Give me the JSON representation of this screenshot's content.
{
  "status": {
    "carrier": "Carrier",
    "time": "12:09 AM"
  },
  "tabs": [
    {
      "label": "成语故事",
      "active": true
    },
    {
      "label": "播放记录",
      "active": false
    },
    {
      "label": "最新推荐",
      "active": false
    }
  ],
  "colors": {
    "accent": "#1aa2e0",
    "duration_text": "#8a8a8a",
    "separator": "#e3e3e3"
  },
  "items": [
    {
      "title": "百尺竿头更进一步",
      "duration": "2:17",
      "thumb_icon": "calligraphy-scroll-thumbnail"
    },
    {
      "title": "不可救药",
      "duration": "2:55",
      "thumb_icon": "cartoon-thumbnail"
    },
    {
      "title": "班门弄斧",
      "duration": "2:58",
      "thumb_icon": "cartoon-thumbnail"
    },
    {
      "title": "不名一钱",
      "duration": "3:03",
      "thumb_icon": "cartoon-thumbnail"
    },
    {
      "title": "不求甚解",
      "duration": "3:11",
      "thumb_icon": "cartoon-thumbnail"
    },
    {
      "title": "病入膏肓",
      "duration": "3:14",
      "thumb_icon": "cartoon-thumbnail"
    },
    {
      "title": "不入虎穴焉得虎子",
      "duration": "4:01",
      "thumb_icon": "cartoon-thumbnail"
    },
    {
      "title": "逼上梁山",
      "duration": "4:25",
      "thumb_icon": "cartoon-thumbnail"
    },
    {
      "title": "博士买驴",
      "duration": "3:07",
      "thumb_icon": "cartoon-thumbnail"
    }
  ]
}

::::

◆ Stated exercise: Repeat all of the records above exactly as written.

◆ Solution below:
Give me the JSON representation of this screenshot's content.
{
  "status": {
    "carrier": "Carrier",
    "time": "12:09 AM"
  },
  "tabs": [
    {
      "label": "成语故事",
      "active": true
    },
    {
      "label": "播放记录",
      "active": false
    },
    {
      "label": "最新推荐",
      "active": false
    }
  ],
  "colors": {
    "accent": "#1aa2e0",
    "duration_text": "#8a8a8a",
    "separator": "#e3e3e3"
  },
  "items": [
    {
      "title": "百尺竿头更进一步",
      "duration": "2:17",
      "thumb_icon": "calligraphy-scroll-thumbnail"
    },
    {
      "title": "不可救药",
      "duration": "2:55",
      "thumb_icon": "cartoon-thumbnail"
    },
    {
      "title": "班门弄斧",
      "duration": "2:58",
      "thumb_icon": "cartoon-thumbnail"
    },
    {
      "title": "不名一钱",
      "duration": "3:03",
      "thumb_icon": "cartoon-thumbnail"
    },
    {
      "title": "不求甚解",
      "duration": "3:11",
      "thumb_icon": "cartoon-thumbnail"
    },
    {
      "title": "病入膏肓",
      "duration": "3:14",
      "thumb_icon": "cartoon-thumbnail"
    },
    {
      "title": "不入虎穴焉得虎子",
      "duration": "4:01",
      "thumb_icon": "cartoon-thumbnail"
    },
    {
      "title": "逼上梁山",
      "duration": "4:25",
      "thumb_icon": "cartoon-thumbnail"
    },
    {
      "title": "博士买驴",
      "duration": "3:07",
      "thumb_icon": "cartoon-thumbnail"
    }
  ]
}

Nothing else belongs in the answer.